#### GIVEN RECORDS
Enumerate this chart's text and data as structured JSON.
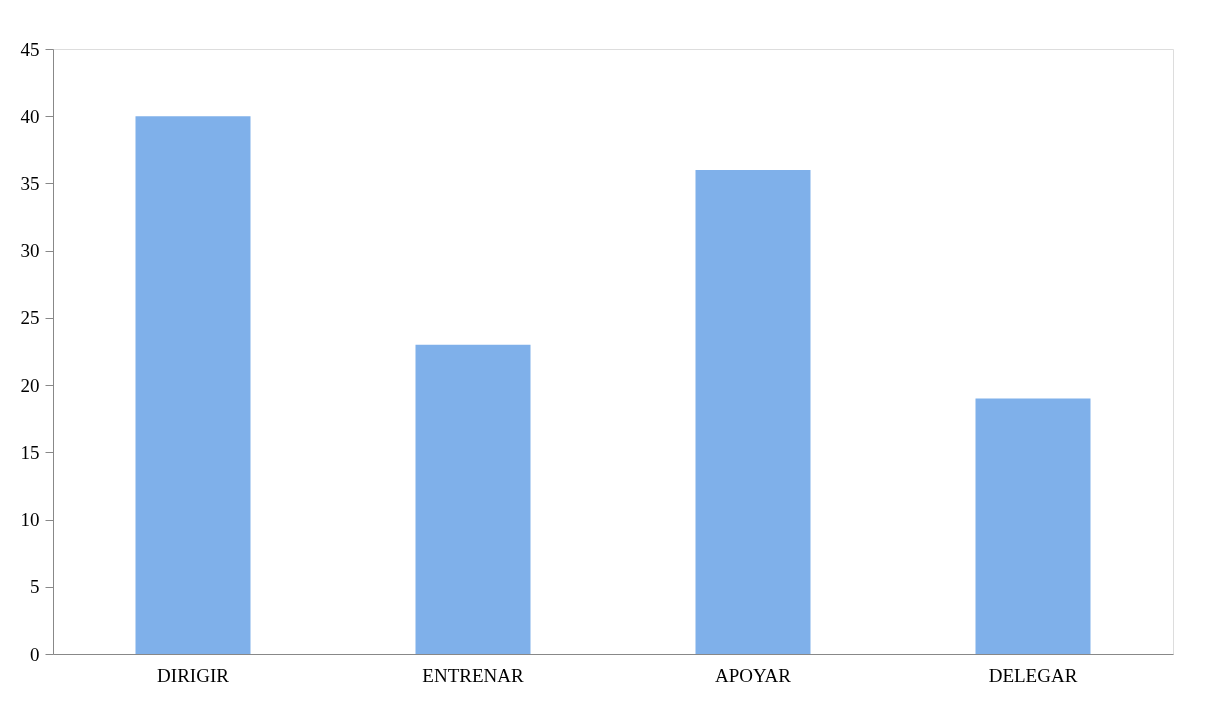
{
  "chart_data": {
    "type": "bar",
    "categories": [
      "DIRIGIR",
      "ENTRENAR",
      "APOYAR",
      "DELEGAR"
    ],
    "values": [
      40,
      23,
      36,
      19
    ],
    "color": "#7fb0ea",
    "ylim": [
      0,
      45
    ],
    "yticks": [
      0,
      5,
      10,
      15,
      20,
      25,
      30,
      35,
      40,
      45
    ],
    "grid": false
  }
}
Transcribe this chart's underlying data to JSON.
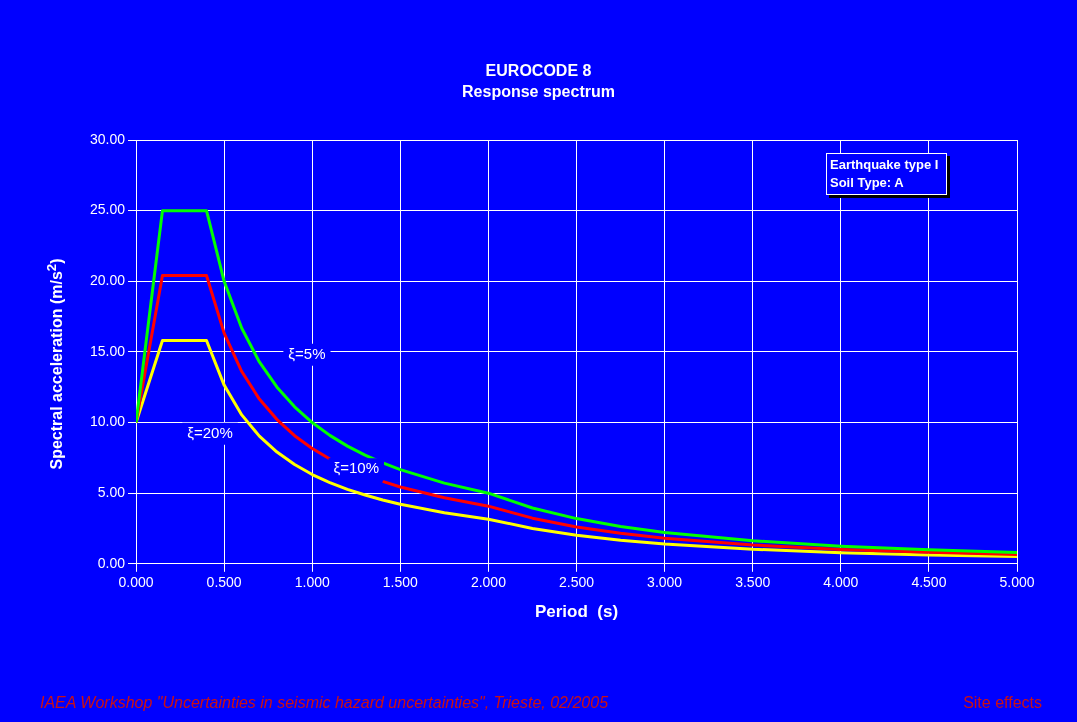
{
  "chart_data": {
    "type": "line",
    "title": "EUROCODE 8",
    "subtitle": "Response spectrum",
    "xlabel": "Period  (s)",
    "ylabel": "Spectral acceleration  (m/s$^{2}$)",
    "annotations": [
      "Earthquake type  I",
      "Soil Type:  A",
      "IAEA Workshop \"Uncertainties in seismic hazard uncertainties\", Trieste, 02/2005",
      "Site effects"
    ],
    "x": [
      0,
      0.15,
      0.4,
      0.5,
      0.6,
      0.7,
      0.8,
      0.9,
      1.0,
      1.1,
      1.2,
      1.3,
      1.4,
      1.5,
      1.75,
      2.0,
      2.25,
      2.5,
      2.75,
      3.0,
      3.5,
      4.0,
      4.5,
      5.0
    ],
    "series": [
      {
        "name": "ξ=5%",
        "color": "#00ff00",
        "values": [
          10,
          25,
          25,
          20,
          16.67,
          14.29,
          12.5,
          11.11,
          10,
          9.09,
          8.33,
          7.69,
          7.14,
          6.67,
          5.71,
          5,
          3.95,
          3.2,
          2.64,
          2.22,
          1.63,
          1.25,
          0.99,
          0.8
        ]
      },
      {
        "name": "ξ=10%",
        "color": "#ff0000",
        "values": [
          10,
          20.41,
          20.41,
          16.33,
          13.61,
          11.66,
          10.21,
          9.07,
          8.16,
          7.42,
          null,
          null,
          5.83,
          5.44,
          4.67,
          4.08,
          3.23,
          2.61,
          2.16,
          1.81,
          1.33,
          1.02,
          0.81,
          0.65
        ]
      },
      {
        "name": "ξ=20%",
        "color": "#ffff00",
        "values": [
          10,
          15.81,
          15.81,
          12.65,
          10.54,
          9.04,
          7.91,
          7.03,
          6.32,
          5.75,
          5.27,
          4.87,
          4.52,
          4.22,
          3.61,
          3.16,
          2.5,
          2.02,
          1.67,
          1.41,
          1.03,
          0.79,
          0.62,
          0.51
        ]
      }
    ],
    "xlim": [
      0,
      5
    ],
    "xticks": [
      {
        "value": 0,
        "label": "0.000"
      },
      {
        "value": 0.5,
        "label": "0.500"
      },
      {
        "value": 1,
        "label": "1.000"
      },
      {
        "value": 1.5,
        "label": "1.500"
      },
      {
        "value": 2,
        "label": "2.000"
      },
      {
        "value": 2.5,
        "label": "2.500"
      },
      {
        "value": 3,
        "label": "3.000"
      },
      {
        "value": 3.5,
        "label": "3.500"
      },
      {
        "value": 4,
        "label": "4.000"
      },
      {
        "value": 4.5,
        "label": "4.500"
      },
      {
        "value": 5,
        "label": "5.000"
      }
    ],
    "ylim": [
      0,
      30
    ],
    "yticks": [
      {
        "value": 0,
        "label": "0.00"
      },
      {
        "value": 5,
        "label": "5.00"
      },
      {
        "value": 10,
        "label": "10.00"
      },
      {
        "value": 15,
        "label": "15.00"
      },
      {
        "value": 20,
        "label": "20.00"
      },
      {
        "value": 25,
        "label": "25.00"
      },
      {
        "value": 30,
        "label": "30.00"
      }
    ],
    "grid": true,
    "legend": false,
    "marker": "none",
    "line_style": "solid"
  }
}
########
_WHAT YOU WILL DO_
Repeat every record above exactly, but leave out any pictures.

_THE OUTPUT_
Enumerate this chart's text and data as structured JSON.
{
  "chart_data": {
    "type": "bar",
    "categories": [
      "DIRIGIR",
      "ENTRENAR",
      "APOYAR",
      "DELEGAR"
    ],
    "values": [
      40,
      23,
      36,
      19
    ],
    "color": "#7fb0ea",
    "ylim": [
      0,
      45
    ],
    "yticks": [
      0,
      5,
      10,
      15,
      20,
      25,
      30,
      35,
      40,
      45
    ],
    "grid": false
  }
}
Transcribe this chart's underlying data to JSON.
{
  "chart_data": {
    "type": "line",
    "title": "EUROCODE 8",
    "subtitle": "Response spectrum",
    "xlabel": "Period  (s)",
    "ylabel": "Spectral acceleration  (m/s$^{2}$)",
    "annotations": [
      "Earthquake type  I",
      "Soil Type:  A",
      "IAEA Workshop \"Uncertainties in seismic hazard uncertainties\", Trieste, 02/2005",
      "Site effects"
    ],
    "x": [
      0,
      0.15,
      0.4,
      0.5,
      0.6,
      0.7,
      0.8,
      0.9,
      1.0,
      1.1,
      1.2,
      1.3,
      1.4,
      1.5,
      1.75,
      2.0,
      2.25,
      2.5,
      2.75,
      3.0,
      3.5,
      4.0,
      4.5,
      5.0
    ],
    "series": [
      {
        "name": "ξ=5%",
        "color": "#00ff00",
        "values": [
          10,
          25,
          25,
          20,
          16.67,
          14.29,
          12.5,
          11.11,
          10,
          9.09,
          8.33,
          7.69,
          7.14,
          6.67,
          5.71,
          5,
          3.95,
          3.2,
          2.64,
          2.22,
          1.63,
          1.25,
          0.99,
          0.8
        ]
      },
      {
        "name": "ξ=10%",
        "color": "#ff0000",
        "values": [
          10,
          20.41,
          20.41,
          16.33,
          13.61,
          11.66,
          10.21,
          9.07,
          8.16,
          7.42,
          null,
          null,
          5.83,
          5.44,
          4.67,
          4.08,
          3.23,
          2.61,
          2.16,
          1.81,
          1.33,
          1.02,
          0.81,
          0.65
        ]
      },
      {
        "name": "ξ=20%",
        "color": "#ffff00",
        "values": [
          10,
          15.81,
          15.81,
          12.65,
          10.54,
          9.04,
          7.91,
          7.03,
          6.32,
          5.75,
          5.27,
          4.87,
          4.52,
          4.22,
          3.61,
          3.16,
          2.5,
          2.02,
          1.67,
          1.41,
          1.03,
          0.79,
          0.62,
          0.51
        ]
      }
    ],
    "xlim": [
      0,
      5
    ],
    "xticks": [
      {
        "value": 0,
        "label": "0.000"
      },
      {
        "value": 0.5,
        "label": "0.500"
      },
      {
        "value": 1,
        "label": "1.000"
      },
      {
        "value": 1.5,
        "label": "1.500"
      },
      {
        "value": 2,
        "label": "2.000"
      },
      {
        "value": 2.5,
        "label": "2.500"
      },
      {
        "value": 3,
        "label": "3.000"
      },
      {
        "value": 3.5,
        "label": "3.500"
      },
      {
        "value": 4,
        "label": "4.000"
      },
      {
        "value": 4.5,
        "label": "4.500"
      },
      {
        "value": 5,
        "label": "5.000"
      }
    ],
    "ylim": [
      0,
      30
    ],
    "yticks": [
      {
        "value": 0,
        "label": "0.00"
      },
      {
        "value": 5,
        "label": "5.00"
      },
      {
        "value": 10,
        "label": "10.00"
      },
      {
        "value": 15,
        "label": "15.00"
      },
      {
        "value": 20,
        "label": "20.00"
      },
      {
        "value": 25,
        "label": "25.00"
      },
      {
        "value": 30,
        "label": "30.00"
      }
    ],
    "grid": true,
    "legend": false,
    "marker": "none",
    "line_style": "solid"
  }
}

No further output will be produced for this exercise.